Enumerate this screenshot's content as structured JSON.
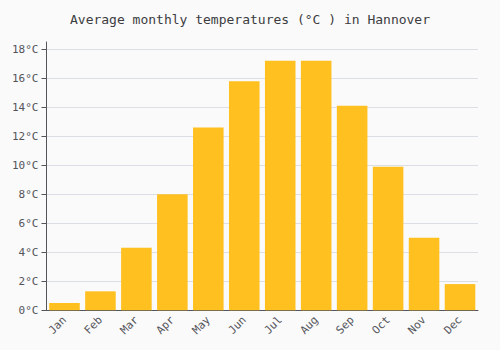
{
  "chart_data": {
    "type": "bar",
    "title": "Average monthly temperatures (°C ) in Hannover",
    "categories": [
      "Jan",
      "Feb",
      "Mar",
      "Apr",
      "May",
      "Jun",
      "Jul",
      "Aug",
      "Sep",
      "Oct",
      "Nov",
      "Dec"
    ],
    "values": [
      0.5,
      1.3,
      4.3,
      8.0,
      12.6,
      15.8,
      17.2,
      17.2,
      14.1,
      9.9,
      5.0,
      1.8
    ],
    "color": "#FFC020",
    "ylim": [
      0,
      18.5
    ],
    "yticks": [
      {
        "value": 0,
        "label": "0°C"
      },
      {
        "value": 2,
        "label": "2°C"
      },
      {
        "value": 4,
        "label": "4°C"
      },
      {
        "value": 6,
        "label": "6°C"
      },
      {
        "value": 8,
        "label": "8°C"
      },
      {
        "value": 10,
        "label": "10°C"
      },
      {
        "value": 12,
        "label": "12°C"
      },
      {
        "value": 14,
        "label": "14°C"
      },
      {
        "value": 16,
        "label": "16°C"
      },
      {
        "value": 18,
        "label": "18°C"
      }
    ],
    "grid": true
  }
}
----------
| WHAT TO PRODUCE |
All preceding records should be duplicated verbatim, images excepted.

| SOLUTION TO THIS TASK |
Enumerate this screenshot's content as structured JSON.
{
  "chart_data": {
    "type": "bar",
    "title": "Average monthly temperatures (°C ) in Hannover",
    "categories": [
      "Jan",
      "Feb",
      "Mar",
      "Apr",
      "May",
      "Jun",
      "Jul",
      "Aug",
      "Sep",
      "Oct",
      "Nov",
      "Dec"
    ],
    "values": [
      0.5,
      1.3,
      4.3,
      8.0,
      12.6,
      15.8,
      17.2,
      17.2,
      14.1,
      9.9,
      5.0,
      1.8
    ],
    "color": "#FFC020",
    "ylim": [
      0,
      18.5
    ],
    "yticks": [
      {
        "value": 0,
        "label": "0°C"
      },
      {
        "value": 2,
        "label": "2°C"
      },
      {
        "value": 4,
        "label": "4°C"
      },
      {
        "value": 6,
        "label": "6°C"
      },
      {
        "value": 8,
        "label": "8°C"
      },
      {
        "value": 10,
        "label": "10°C"
      },
      {
        "value": 12,
        "label": "12°C"
      },
      {
        "value": 14,
        "label": "14°C"
      },
      {
        "value": 16,
        "label": "16°C"
      },
      {
        "value": 18,
        "label": "18°C"
      }
    ],
    "grid": true
  }
}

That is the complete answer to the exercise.